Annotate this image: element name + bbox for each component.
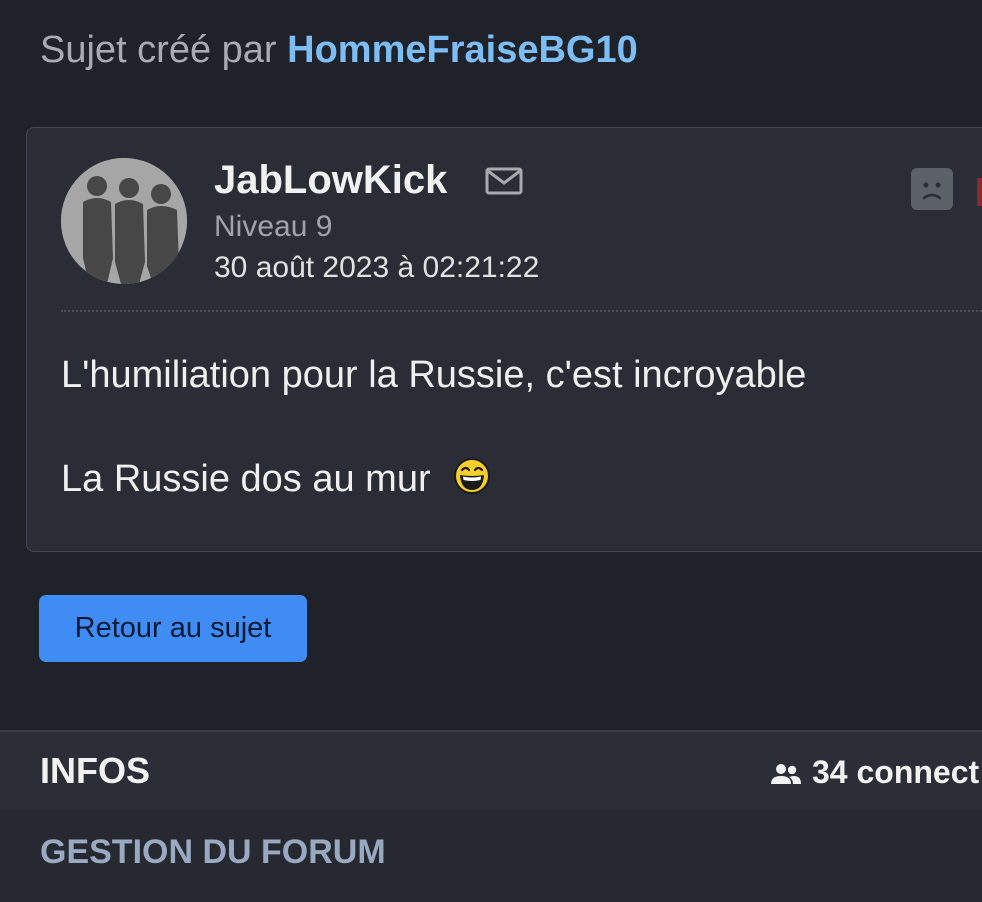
post-divider [61, 310, 982, 312]
laughing-smiley-emoji [454, 458, 491, 494]
report-button-edge[interactable] [977, 178, 982, 206]
back-to-topic-button[interactable]: Retour au sujet [39, 595, 307, 662]
connected-count[interactable]: 34 connect [770, 752, 979, 792]
post-card: JabLowKick Niveau 9 30 août 2023 à 02:21… [26, 127, 982, 552]
connected-count-text: 34 connect [812, 754, 980, 790]
people-icon [771, 764, 801, 784]
sad-smiley-icon[interactable] [911, 168, 953, 210]
post-message-line-2: La Russie dos au mur [61, 455, 491, 503]
avatar[interactable] [61, 158, 187, 284]
post-username[interactable]: JabLowKick [214, 156, 447, 204]
gestion-title: GESTION DU FORUM [40, 833, 386, 871]
gestion-section: GESTION DU FORUM [0, 810, 982, 902]
post-message-line-1: L'humiliation pour la Russie, c'est incr… [61, 354, 807, 396]
topic-header: Sujet créé par HommeFraiseBG10 [40, 26, 638, 74]
infos-header: INFOS 34 connect [0, 732, 982, 810]
avatar-image [61, 158, 187, 284]
post-date[interactable]: 30 août 2023 à 02:21:22 [214, 248, 539, 288]
post-level: Niveau 9 [214, 210, 333, 243]
infos-title: INFOS [40, 750, 151, 791]
mail-icon[interactable] [485, 166, 523, 196]
topic-header-prefix: Sujet créé par [40, 29, 277, 71]
topic-author-link[interactable]: HommeFraiseBG10 [287, 29, 638, 71]
footer-section: INFOS 34 connect GESTION DU FORUM [0, 730, 982, 902]
post-message-line-2-text: La Russie dos au mur [61, 458, 431, 500]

------------------------------------------------------------

**WORK TO BE COMPLETED**
Retype every one of the records above exactly, line for line, and leave the pictures out of your copy.

**RESPONSE BELOW**
Annotate this image: element name + bbox for each component.
post-divider [61, 310, 982, 312]
laughing-smiley-emoji [454, 458, 491, 494]
report-button-edge[interactable] [977, 178, 982, 206]
back-to-topic-button[interactable]: Retour au sujet [39, 595, 307, 662]
connected-count[interactable]: 34 connect [770, 752, 979, 792]
post-card: JabLowKick Niveau 9 30 août 2023 à 02:21… [26, 127, 982, 552]
connected-count-text: 34 connect [812, 754, 980, 790]
people-icon [771, 764, 801, 784]
sad-smiley-icon[interactable] [911, 168, 953, 210]
post-message-line-2: La Russie dos au mur [61, 455, 491, 503]
avatar[interactable] [61, 158, 187, 284]
post-username[interactable]: JabLowKick [214, 156, 447, 204]
gestion-title: GESTION DU FORUM [40, 833, 386, 871]
gestion-section: GESTION DU FORUM [0, 810, 982, 902]
post-message-line-1: L'humiliation pour la Russie, c'est incr… [61, 354, 807, 396]
topic-header: Sujet créé par HommeFraiseBG10 [40, 26, 638, 74]
infos-header: INFOS 34 connect [0, 732, 982, 810]
avatar-image [61, 158, 187, 284]
post-date[interactable]: 30 août 2023 à 02:21:22 [214, 248, 539, 288]
post-level: Niveau 9 [214, 210, 333, 243]
infos-title: INFOS [40, 750, 151, 791]
mail-icon[interactable] [485, 166, 523, 196]
topic-header-prefix: Sujet créé par [40, 29, 277, 71]
topic-author-link[interactable]: HommeFraiseBG10 [287, 29, 638, 71]
footer-section: INFOS 34 connect GESTION DU FORUM [0, 730, 982, 902]
post-message-line-2-text: La Russie dos au mur [61, 458, 431, 500]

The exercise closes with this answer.